• _EXTRACTED INFORMATION_
******************************

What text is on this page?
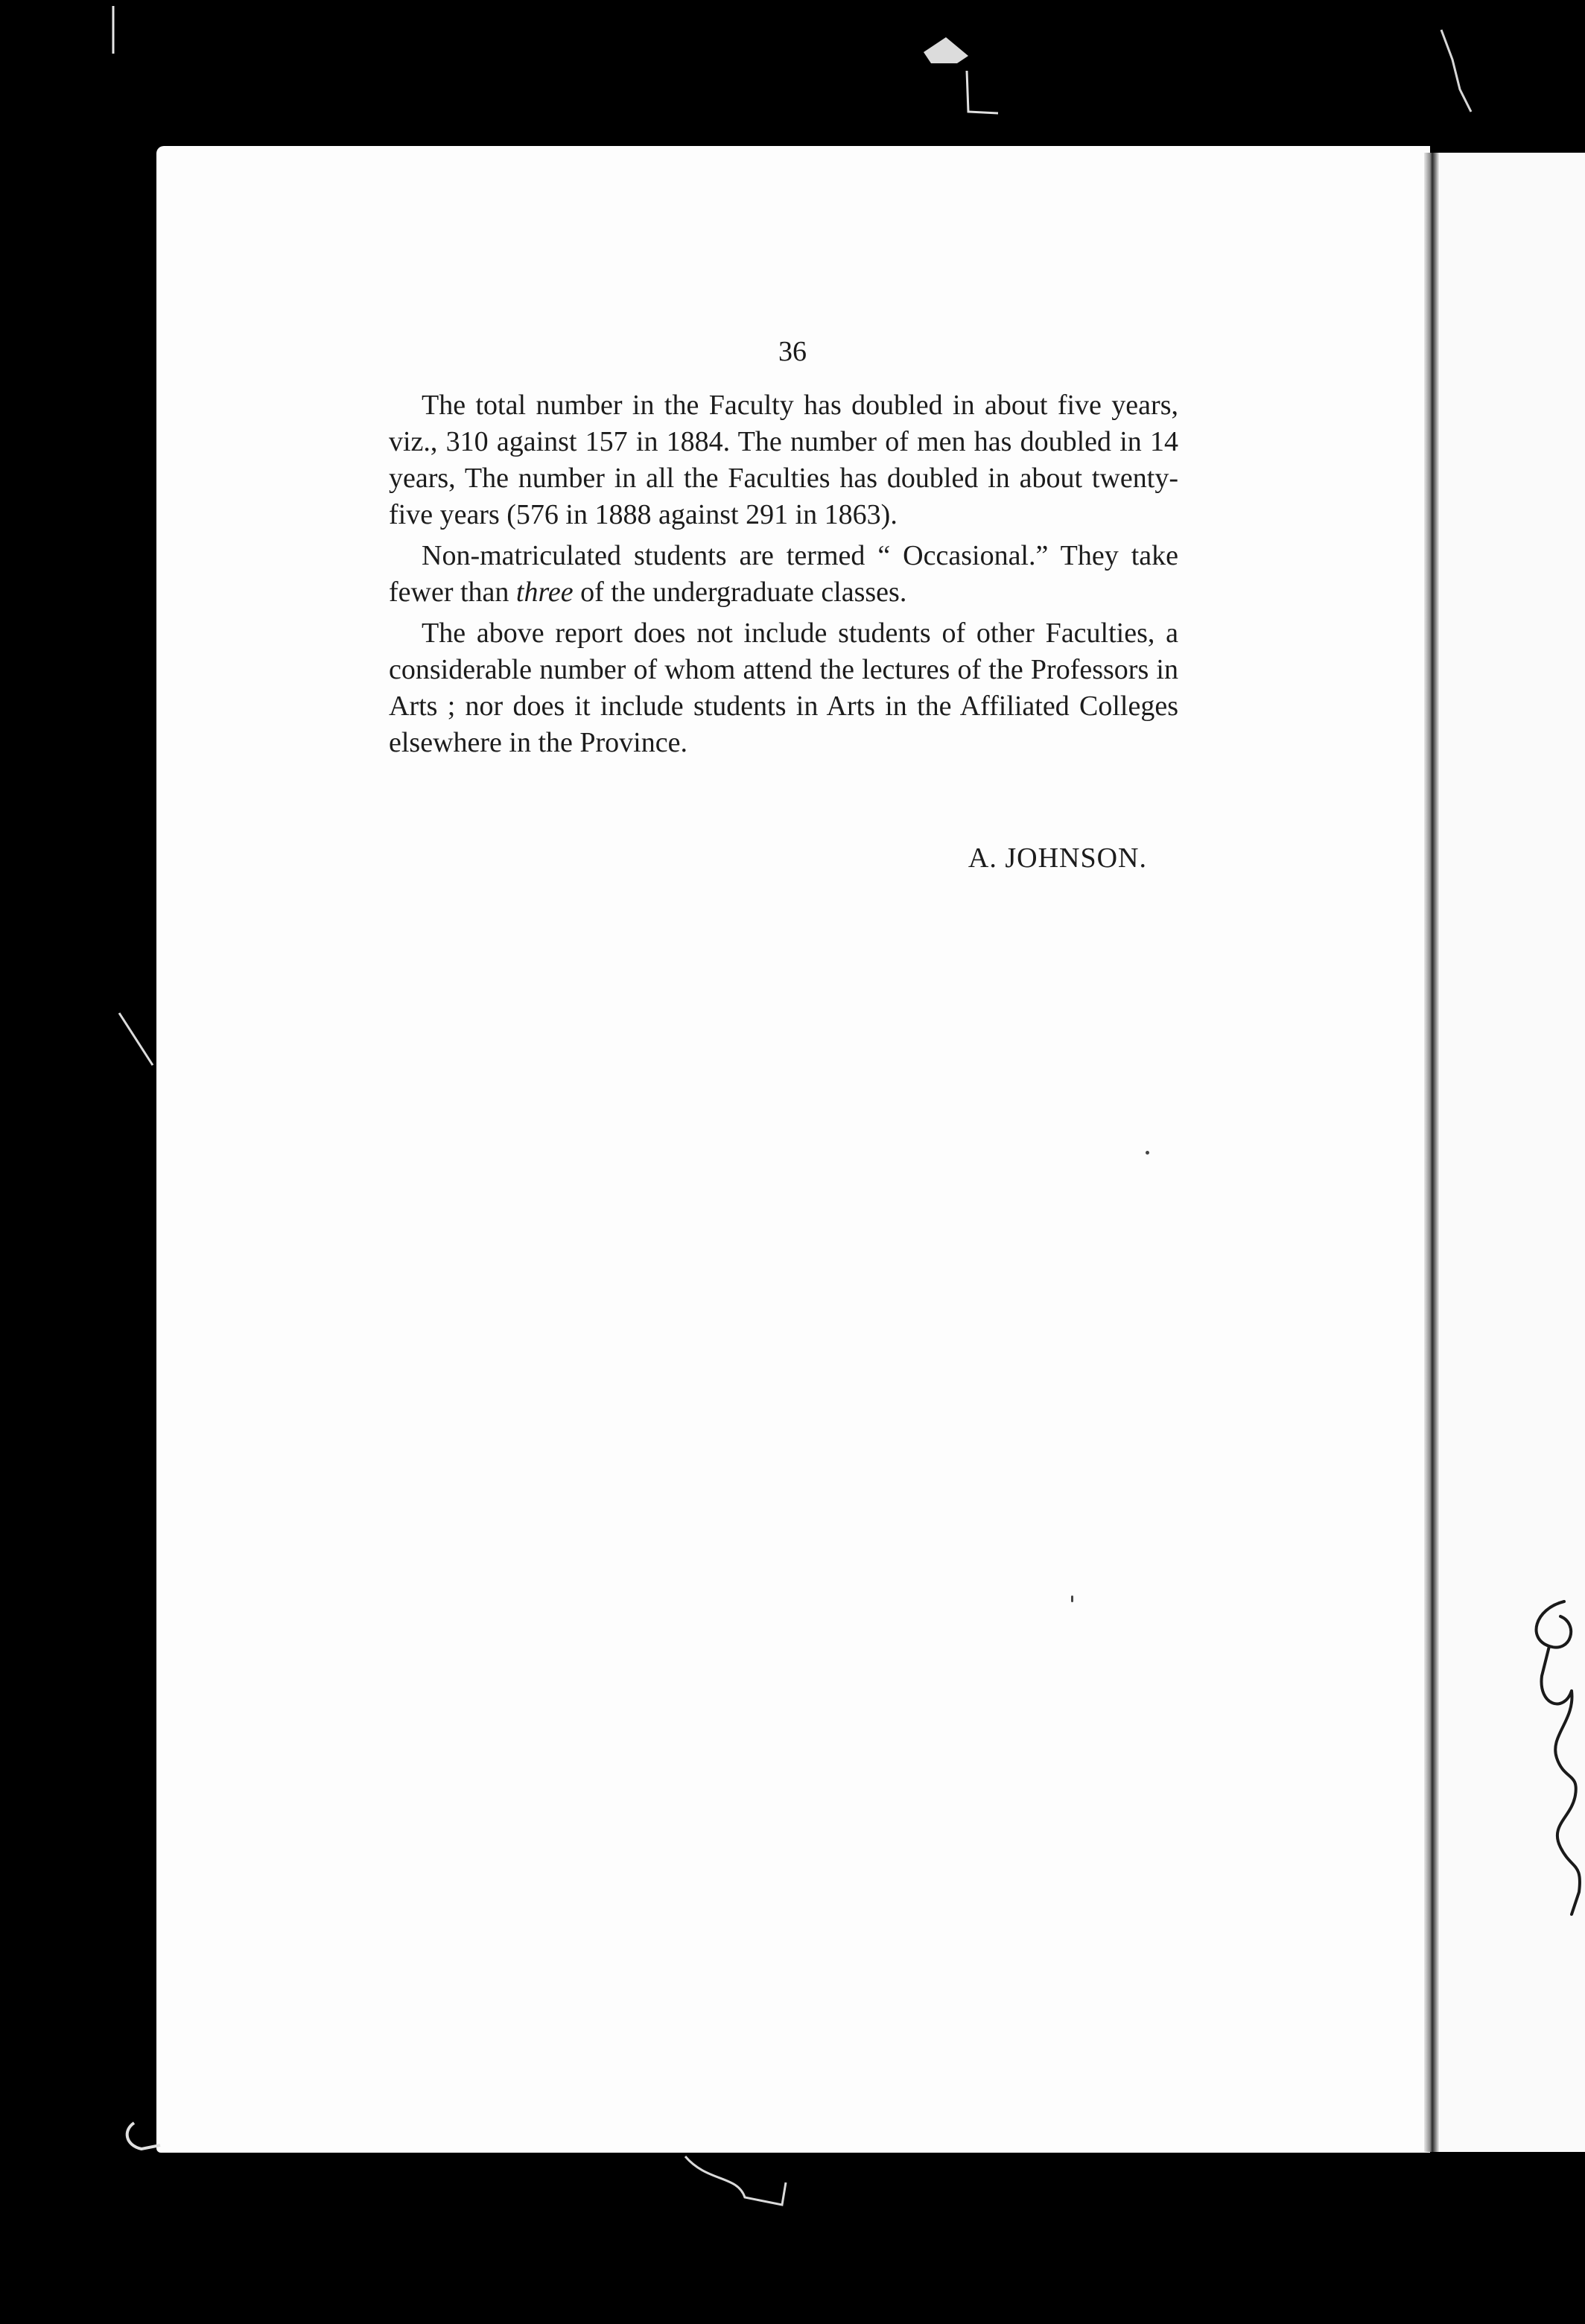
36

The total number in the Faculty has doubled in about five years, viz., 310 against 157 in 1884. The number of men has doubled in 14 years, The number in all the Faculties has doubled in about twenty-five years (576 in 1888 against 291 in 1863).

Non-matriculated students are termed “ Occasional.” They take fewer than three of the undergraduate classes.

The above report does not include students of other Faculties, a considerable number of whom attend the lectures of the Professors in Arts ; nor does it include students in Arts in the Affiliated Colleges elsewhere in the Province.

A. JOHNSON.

******************************

Transcribe the records above exactly, omitting every picture they contain.

• _SOLUTION_
What text is on this page?
36

The total number in the Faculty has doubled in about five years, viz., 310 against 157 in 1884. The number of men has doubled in 14 years, The number in all the Faculties has doubled in about twenty-five years (576 in 1888 against 291 in 1863).

Non-matriculated students are termed “ Occasional.” They take fewer than three of the undergraduate classes.

The above report does not include students of other Faculties, a considerable number of whom attend the lectures of the Professors in Arts ; nor does it include students in Arts in the Affiliated Colleges elsewhere in the Province.

A. JOHNSON.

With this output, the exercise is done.